§ **ТЕКСТ**
★ ★ ★
Нерон сразу же вернул людей, которых Агриппина отправила в ссылку, и, по-видимому, не без оснований ее день рождения был объявлен днем с дурным предзнаменованием.
С политической точки зрения это не было столь серьезным кризисом, как злопамятно говорится в склонных к преувеличениям отчетах историков. Правда, возможно, это было довольно щекотливое положение. Но проблема была решена без особых затруднений.
По общему мнению, письмо Нерона Сенату, сообщающее о враждебном выпаде его матери и о ее последующей смерти, было составлено Сенекой. И Тацит добавляет, что, когда высшие чины преторианской гвардии пришли поздравлять Нерона немедленно после случившегося, они сделали это по подсказке Бурра. Маловероятно, чтобы они с Сенекой были заинтересованы в этом убийстве, но Тацит предполагает, что после случившегося они, вероятно, старались спасти ситуацию как могли. Очевидно, они все еще считали необходимым для безопасности государства и их самих сделать все возможное, чтобы помочь Нерону. Следовательно, именно с помощью их дипломатии ему был оказан такой хороший прием по возвращении в столицу.
Мы можем только догадываться, что думал Бурр по этому поводу. Тацит замечает, с достаточной долей правдоподобия, что его беспокоило то, какой будет реакция армии на падение женщины, которая была дочерью всеми любимого Германика. Да и сам Нерон не считал, что может поручить ее убийство своим телохранителям. Что же касается Сенеки, его отношение может быть до некоторой степени реконструировано из его произведений. В философских эссе и трагических пьесах он постоянно размышляет над трудноразрешимой проблемой гармонии принципов личности и политической деятельности. В этом он очень отличается от воззрений богатого молодого поэта-«сатирика» Персия, который тоже писал в это время. Потому что он, хотя его колкий подход был полярно противоположен понятиям, бытовавшим при дворе Нерона, ни разу даже не намекнул и не сказал ни одного критического слова о политической ситуации в империи. В трудах Сенеки, с другой стороны, довольно много разглагольствований о пороках тиранов (к примеру, в «Троянках», «Фиесте», в трактате «О гневе»), к которым можно было причислить не последнего императора, а другого – Калигулу (37-41 гг.), который был взят в качестве типичного примера.
…Властные, богатые Меж тем желают больше, чем дозволено.
★ ★ ★
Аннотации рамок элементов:
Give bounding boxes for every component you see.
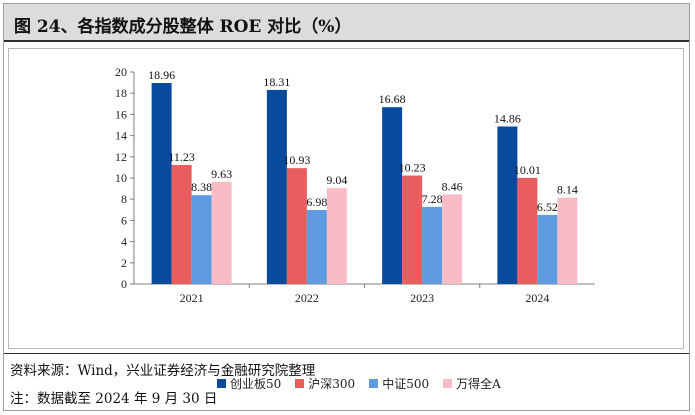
- title-bar: 图 24、各指数成分股整体 ROE 对比（%）: [4, 4, 689, 40]
- data-label: 7.28: [422, 192, 443, 206]
- legend-item: 创业板50: [217, 375, 281, 392]
- legend-label: 万得全A: [456, 377, 501, 391]
- legend-swatch: [369, 379, 379, 388]
- data-label: 8.14: [557, 183, 578, 197]
- x-tick-label: 2023: [410, 291, 434, 305]
- data-label: 18.31: [263, 75, 290, 89]
- data-label: 16.68: [379, 92, 406, 106]
- bar: [266, 89, 287, 284]
- legend-item: 万得全A: [443, 375, 501, 392]
- bar: [151, 83, 172, 284]
- bar: [497, 126, 518, 284]
- bar: [422, 206, 443, 284]
- x-tick-label: 2022: [295, 291, 319, 305]
- bar: [557, 197, 578, 284]
- legend-item: 中证500: [369, 375, 429, 392]
- legend-swatch: [217, 379, 226, 388]
- data-label: 10.93: [283, 153, 310, 167]
- legend-label: 中证500: [382, 377, 430, 391]
- chart-container: 0 2 4 6 8 10 12 14 16 18 20 2021 18.96 11.23 8.38 9.63 2…: [8, 48, 684, 391]
- bar: [442, 194, 463, 284]
- y-tick-label: 10: [115, 171, 127, 185]
- chart-legend: 创业板50 沪深300 中证500 万得全A: [217, 375, 501, 392]
- legend-label: 创业板50: [230, 377, 282, 391]
- data-label: 8.46: [442, 179, 463, 193]
- legend-swatch: [295, 379, 305, 388]
- title-rule: [4, 40, 689, 42]
- y-tick-label: 2: [121, 256, 127, 270]
- data-label: 9.04: [326, 173, 347, 187]
- data-label: 18.96: [148, 68, 175, 82]
- bar: [171, 164, 192, 284]
- bar: [191, 195, 212, 284]
- y-tick-label: 8: [121, 192, 127, 206]
- y-tick-label: 0: [121, 277, 127, 291]
- y-tick-label: 6: [121, 213, 127, 227]
- y-tick-label: 12: [115, 150, 127, 164]
- bar-chart: 0 2 4 6 8 10 12 14 16 18 20 2021 18.96 11.23 8.389.63 2…: [115, 65, 595, 305]
- y-tick-label: 16: [115, 107, 127, 121]
- bar: [402, 175, 423, 284]
- legend-item: 沪深300: [295, 375, 355, 392]
- legend-label: 沪深300: [308, 377, 356, 391]
- bar: [517, 177, 538, 284]
- data-label: 11.23: [168, 150, 195, 164]
- x-tick-label: 2021: [180, 291, 204, 305]
- bar: [306, 210, 327, 284]
- data-label: 10.01: [514, 163, 541, 177]
- date-note: 注：数据截至 2024 年 9 月 30 日: [10, 391, 218, 407]
- data-label: 8.38: [191, 180, 212, 194]
- data-label: 6.98: [306, 195, 327, 209]
- figure-frame: [3, 3, 690, 411]
- bar: [382, 107, 403, 284]
- source-note: 资料来源：Wind，兴业证券经济与金融研究院整理: [10, 363, 316, 379]
- bar: [537, 214, 558, 284]
- legend-swatch: [443, 379, 453, 388]
- data-label: 6.52: [537, 200, 558, 214]
- y-tick-label: 14: [115, 129, 127, 143]
- bar: [326, 188, 347, 284]
- data-label: 9.63: [211, 167, 232, 181]
- y-tick-label: 18: [115, 86, 127, 100]
- bar: [211, 181, 232, 284]
- figure-title: 图 24、各指数成分股整体 ROE 对比（%）: [14, 17, 352, 37]
- bar: [286, 168, 307, 284]
- data-label: 14.86: [494, 111, 521, 125]
- footer-rule: [4, 353, 689, 354]
- y-tick-label: 20: [115, 65, 127, 79]
- x-tick-label: 2024: [525, 291, 549, 305]
- y-tick-label: 4: [121, 235, 127, 249]
- data-label: 10.23: [399, 161, 426, 175]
★ ★ ★
§ **ЗАДАНИЕ 1**
Кто, согласно тексту о Нероне, по общему мнению составил письмо Нерона Сенату о смерти его матери?
§ **ЗАДАНИЕ 2**
Перепишите строки записей в виде JSON-списка строк, по одной на каждую строку, начиная со строки, которая содержит «- title-bar: 图», и заканчивая строкой, которая содержит «- bar: [422, 206, 443, 284]».

§ **РЕШЕНИЕ 1**
Сенека.

§ **РЕШЕНИЕ 2**
[
  "- title-bar: 图 24、各指数成分股整体 ROE 对比（%）: [4, 4, 689, 40]",
  "- data-label: 7.28: [422, 192, 443, 206]",
  "- legend-item: 创业板50: [217, 375, 281, 392]",
  "- legend-label: 万得全A: [456, 377, 501, 391]",
  "- legend-swatch: [369, 379, 379, 388]",
  "- data-label: 8.14: [557, 183, 578, 197]",
  "- x-tick-label: 2023: [410, 291, 434, 305]",
  "- data-label: 18.31: [263, 75, 290, 89]",
  "- data-label: 16.68: [379, 92, 406, 106]",
  "- bar: [266, 89, 287, 284]",
  "- legend-item: 万得全A: [443, 375, 501, 392]",
  "- bar: [151, 83, 172, 284]",
  "- bar: [497, 126, 518, 284]",
  "- bar: [422, 206, 443, 284]"
]